PROVIDED DATA:
+ + + +
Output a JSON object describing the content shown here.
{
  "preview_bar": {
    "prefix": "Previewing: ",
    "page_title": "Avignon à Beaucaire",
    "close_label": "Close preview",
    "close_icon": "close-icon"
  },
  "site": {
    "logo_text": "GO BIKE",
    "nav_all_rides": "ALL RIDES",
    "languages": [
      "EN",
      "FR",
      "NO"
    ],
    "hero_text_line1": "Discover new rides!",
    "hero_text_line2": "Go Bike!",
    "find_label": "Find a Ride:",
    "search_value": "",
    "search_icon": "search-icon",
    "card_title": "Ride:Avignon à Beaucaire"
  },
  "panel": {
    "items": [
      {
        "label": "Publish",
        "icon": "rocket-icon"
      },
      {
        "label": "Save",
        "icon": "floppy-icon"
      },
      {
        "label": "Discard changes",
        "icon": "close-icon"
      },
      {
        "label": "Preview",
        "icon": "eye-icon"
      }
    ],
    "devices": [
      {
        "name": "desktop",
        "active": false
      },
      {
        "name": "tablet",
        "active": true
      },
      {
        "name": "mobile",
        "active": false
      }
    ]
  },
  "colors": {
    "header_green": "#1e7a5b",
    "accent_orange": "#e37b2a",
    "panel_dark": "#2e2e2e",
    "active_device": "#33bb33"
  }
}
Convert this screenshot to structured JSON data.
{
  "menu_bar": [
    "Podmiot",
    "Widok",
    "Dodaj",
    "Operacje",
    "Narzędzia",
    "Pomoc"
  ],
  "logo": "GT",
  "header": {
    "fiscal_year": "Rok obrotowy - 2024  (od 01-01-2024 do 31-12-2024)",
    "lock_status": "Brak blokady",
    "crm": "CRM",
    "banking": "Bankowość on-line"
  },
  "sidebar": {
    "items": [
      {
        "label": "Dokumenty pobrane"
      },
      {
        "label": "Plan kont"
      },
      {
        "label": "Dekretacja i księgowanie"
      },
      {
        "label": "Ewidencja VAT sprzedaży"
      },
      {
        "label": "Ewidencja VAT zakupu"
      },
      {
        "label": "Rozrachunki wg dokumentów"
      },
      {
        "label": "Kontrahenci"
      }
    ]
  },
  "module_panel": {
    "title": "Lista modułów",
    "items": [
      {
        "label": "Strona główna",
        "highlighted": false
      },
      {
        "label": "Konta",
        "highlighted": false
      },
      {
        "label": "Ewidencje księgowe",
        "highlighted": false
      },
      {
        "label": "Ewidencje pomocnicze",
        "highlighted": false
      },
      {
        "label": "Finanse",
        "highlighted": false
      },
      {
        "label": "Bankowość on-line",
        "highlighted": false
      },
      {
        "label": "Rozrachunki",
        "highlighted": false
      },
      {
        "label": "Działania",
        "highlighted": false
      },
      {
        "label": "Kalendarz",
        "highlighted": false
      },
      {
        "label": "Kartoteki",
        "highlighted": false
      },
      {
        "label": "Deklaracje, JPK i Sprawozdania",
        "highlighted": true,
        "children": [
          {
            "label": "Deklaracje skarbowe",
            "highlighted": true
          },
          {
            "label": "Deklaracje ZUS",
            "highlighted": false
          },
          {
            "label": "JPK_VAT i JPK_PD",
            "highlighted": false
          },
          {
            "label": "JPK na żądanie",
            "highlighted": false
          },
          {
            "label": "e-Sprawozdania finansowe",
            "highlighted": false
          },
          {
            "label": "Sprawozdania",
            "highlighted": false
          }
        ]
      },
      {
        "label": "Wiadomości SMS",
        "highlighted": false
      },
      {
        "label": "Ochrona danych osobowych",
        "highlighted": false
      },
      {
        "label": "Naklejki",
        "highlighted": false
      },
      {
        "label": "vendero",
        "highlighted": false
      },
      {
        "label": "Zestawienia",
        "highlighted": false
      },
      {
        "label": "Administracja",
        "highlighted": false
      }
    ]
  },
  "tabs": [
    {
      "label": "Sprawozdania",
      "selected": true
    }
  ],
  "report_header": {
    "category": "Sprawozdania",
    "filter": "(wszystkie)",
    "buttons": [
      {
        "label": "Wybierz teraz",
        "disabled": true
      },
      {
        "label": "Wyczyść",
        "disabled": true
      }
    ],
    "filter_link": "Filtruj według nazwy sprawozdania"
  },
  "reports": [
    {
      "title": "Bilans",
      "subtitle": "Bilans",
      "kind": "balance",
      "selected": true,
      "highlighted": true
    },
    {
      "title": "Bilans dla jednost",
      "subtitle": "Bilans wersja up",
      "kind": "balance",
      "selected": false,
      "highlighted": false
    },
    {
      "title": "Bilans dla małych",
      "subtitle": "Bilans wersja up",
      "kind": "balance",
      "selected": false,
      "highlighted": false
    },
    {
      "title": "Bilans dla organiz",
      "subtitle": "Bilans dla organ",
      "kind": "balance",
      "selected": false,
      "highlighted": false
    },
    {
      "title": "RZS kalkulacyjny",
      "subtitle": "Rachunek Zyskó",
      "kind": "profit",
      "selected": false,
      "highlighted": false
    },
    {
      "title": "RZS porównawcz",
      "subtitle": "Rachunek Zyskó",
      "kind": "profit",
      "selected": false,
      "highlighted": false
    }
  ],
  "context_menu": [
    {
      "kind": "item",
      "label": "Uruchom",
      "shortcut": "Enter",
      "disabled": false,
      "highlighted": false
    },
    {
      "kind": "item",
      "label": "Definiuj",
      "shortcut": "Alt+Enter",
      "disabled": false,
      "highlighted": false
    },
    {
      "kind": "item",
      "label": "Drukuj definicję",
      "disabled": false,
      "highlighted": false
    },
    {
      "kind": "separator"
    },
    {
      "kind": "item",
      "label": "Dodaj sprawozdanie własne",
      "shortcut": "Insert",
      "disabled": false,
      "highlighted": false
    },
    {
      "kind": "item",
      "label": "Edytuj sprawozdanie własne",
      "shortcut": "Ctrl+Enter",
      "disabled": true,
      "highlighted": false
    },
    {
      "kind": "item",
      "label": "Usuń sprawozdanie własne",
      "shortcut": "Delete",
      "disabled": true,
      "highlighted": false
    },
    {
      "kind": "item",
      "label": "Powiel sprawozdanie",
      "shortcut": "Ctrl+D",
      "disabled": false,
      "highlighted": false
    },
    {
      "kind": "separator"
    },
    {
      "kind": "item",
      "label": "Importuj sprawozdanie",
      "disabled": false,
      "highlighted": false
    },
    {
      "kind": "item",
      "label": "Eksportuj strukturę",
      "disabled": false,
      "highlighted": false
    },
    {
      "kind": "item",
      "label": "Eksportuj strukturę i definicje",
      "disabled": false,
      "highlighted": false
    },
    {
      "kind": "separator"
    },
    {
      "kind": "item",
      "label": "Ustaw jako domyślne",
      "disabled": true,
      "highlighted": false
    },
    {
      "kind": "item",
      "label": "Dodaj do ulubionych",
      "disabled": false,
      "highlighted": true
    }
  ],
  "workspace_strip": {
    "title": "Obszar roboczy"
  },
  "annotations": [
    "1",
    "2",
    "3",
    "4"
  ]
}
+ + + +
EXERCISE DIRECTIONS: Would you write down every record again, exactly?

IN RESPONSE:
Output a JSON object describing the content shown here.
{
  "preview_bar": {
    "prefix": "Previewing: ",
    "page_title": "Avignon à Beaucaire",
    "close_label": "Close preview",
    "close_icon": "close-icon"
  },
  "site": {
    "logo_text": "GO BIKE",
    "nav_all_rides": "ALL RIDES",
    "languages": [
      "EN",
      "FR",
      "NO"
    ],
    "hero_text_line1": "Discover new rides!",
    "hero_text_line2": "Go Bike!",
    "find_label": "Find a Ride:",
    "search_value": "",
    "search_icon": "search-icon",
    "card_title": "Ride:Avignon à Beaucaire"
  },
  "panel": {
    "items": [
      {
        "label": "Publish",
        "icon": "rocket-icon"
      },
      {
        "label": "Save",
        "icon": "floppy-icon"
      },
      {
        "label": "Discard changes",
        "icon": "close-icon"
      },
      {
        "label": "Preview",
        "icon": "eye-icon"
      }
    ],
    "devices": [
      {
        "name": "desktop",
        "active": false
      },
      {
        "name": "tablet",
        "active": true
      },
      {
        "name": "mobile",
        "active": false
      }
    ]
  },
  "colors": {
    "header_green": "#1e7a5b",
    "accent_orange": "#e37b2a",
    "panel_dark": "#2e2e2e",
    "active_device": "#33bb33"
  }
}
Convert this screenshot to structured JSON data.
{
  "menu_bar": [
    "Podmiot",
    "Widok",
    "Dodaj",
    "Operacje",
    "Narzędzia",
    "Pomoc"
  ],
  "logo": "GT",
  "header": {
    "fiscal_year": "Rok obrotowy - 2024  (od 01-01-2024 do 31-12-2024)",
    "lock_status": "Brak blokady",
    "crm": "CRM",
    "banking": "Bankowość on-line"
  },
  "sidebar": {
    "items": [
      {
        "label": "Dokumenty pobrane"
      },
      {
        "label": "Plan kont"
      },
      {
        "label": "Dekretacja i księgowanie"
      },
      {
        "label": "Ewidencja VAT sprzedaży"
      },
      {
        "label": "Ewidencja VAT zakupu"
      },
      {
        "label": "Rozrachunki wg dokumentów"
      },
      {
        "label": "Kontrahenci"
      }
    ]
  },
  "module_panel": {
    "title": "Lista modułów",
    "items": [
      {
        "label": "Strona główna",
        "highlighted": false
      },
      {
        "label": "Konta",
        "highlighted": false
      },
      {
        "label": "Ewidencje księgowe",
        "highlighted": false
      },
      {
        "label": "Ewidencje pomocnicze",
        "highlighted": false
      },
      {
        "label": "Finanse",
        "highlighted": false
      },
      {
        "label": "Bankowość on-line",
        "highlighted": false
      },
      {
        "label": "Rozrachunki",
        "highlighted": false
      },
      {
        "label": "Działania",
        "highlighted": false
      },
      {
        "label": "Kalendarz",
        "highlighted": false
      },
      {
        "label": "Kartoteki",
        "highlighted": false
      },
      {
        "label": "Deklaracje, JPK i Sprawozdania",
        "highlighted": true,
        "children": [
          {
            "label": "Deklaracje skarbowe",
            "highlighted": true
          },
          {
            "label": "Deklaracje ZUS",
            "highlighted": false
          },
          {
            "label": "JPK_VAT i JPK_PD",
            "highlighted": false
          },
          {
            "label": "JPK na żądanie",
            "highlighted": false
          },
          {
            "label": "e-Sprawozdania finansowe",
            "highlighted": false
          },
          {
            "label": "Sprawozdania",
            "highlighted": false
          }
        ]
      },
      {
        "label": "Wiadomości SMS",
        "highlighted": false
      },
      {
        "label": "Ochrona danych osobowych",
        "highlighted": false
      },
      {
        "label": "Naklejki",
        "highlighted": false
      },
      {
        "label": "vendero",
        "highlighted": false
      },
      {
        "label": "Zestawienia",
        "highlighted": false
      },
      {
        "label": "Administracja",
        "highlighted": false
      }
    ]
  },
  "tabs": [
    {
      "label": "Sprawozdania",
      "selected": true
    }
  ],
  "report_header": {
    "category": "Sprawozdania",
    "filter": "(wszystkie)",
    "buttons": [
      {
        "label": "Wybierz teraz",
        "disabled": true
      },
      {
        "label": "Wyczyść",
        "disabled": true
      }
    ],
    "filter_link": "Filtruj według nazwy sprawozdania"
  },
  "reports": [
    {
      "title": "Bilans",
      "subtitle": "Bilans",
      "kind": "balance",
      "selected": true,
      "highlighted": true
    },
    {
      "title": "Bilans dla jednost",
      "subtitle": "Bilans wersja up",
      "kind": "balance",
      "selected": false,
      "highlighted": false
    },
    {
      "title": "Bilans dla małych",
      "subtitle": "Bilans wersja up",
      "kind": "balance",
      "selected": false,
      "highlighted": false
    },
    {
      "title": "Bilans dla organiz",
      "subtitle": "Bilans dla organ",
      "kind": "balance",
      "selected": false,
      "highlighted": false
    },
    {
      "title": "RZS kalkulacyjny",
      "subtitle": "Rachunek Zyskó",
      "kind": "profit",
      "selected": false,
      "highlighted": false
    },
    {
      "title": "RZS porównawcz",
      "subtitle": "Rachunek Zyskó",
      "kind": "profit",
      "selected": false,
      "highlighted": false
    }
  ],
  "context_menu": [
    {
      "kind": "item",
      "label": "Uruchom",
      "shortcut": "Enter",
      "disabled": false,
      "highlighted": false
    },
    {
      "kind": "item",
      "label": "Definiuj",
      "shortcut": "Alt+Enter",
      "disabled": false,
      "highlighted": false
    },
    {
      "kind": "item",
      "label": "Drukuj definicję",
      "disabled": false,
      "highlighted": false
    },
    {
      "kind": "separator"
    },
    {
      "kind": "item",
      "label": "Dodaj sprawozdanie własne",
      "shortcut": "Insert",
      "disabled": false,
      "highlighted": false
    },
    {
      "kind": "item",
      "label": "Edytuj sprawozdanie własne",
      "shortcut": "Ctrl+Enter",
      "disabled": true,
      "highlighted": false
    },
    {
      "kind": "item",
      "label": "Usuń sprawozdanie własne",
      "shortcut": "Delete",
      "disabled": true,
      "highlighted": false
    },
    {
      "kind": "item",
      "label": "Powiel sprawozdanie",
      "shortcut": "Ctrl+D",
      "disabled": false,
      "highlighted": false
    },
    {
      "kind": "separator"
    },
    {
      "kind": "item",
      "label": "Importuj sprawozdanie",
      "disabled": false,
      "highlighted": false
    },
    {
      "kind": "item",
      "label": "Eksportuj strukturę",
      "disabled": false,
      "highlighted": false
    },
    {
      "kind": "item",
      "label": "Eksportuj strukturę i definicje",
      "disabled": false,
      "highlighted": false
    },
    {
      "kind": "separator"
    },
    {
      "kind": "item",
      "label": "Ustaw jako domyślne",
      "disabled": true,
      "highlighted": false
    },
    {
      "kind": "item",
      "label": "Dodaj do ulubionych",
      "disabled": false,
      "highlighted": true
    }
  ],
  "workspace_strip": {
    "title": "Obszar roboczy"
  },
  "annotations": [
    "1",
    "2",
    "3",
    "4"
  ]
}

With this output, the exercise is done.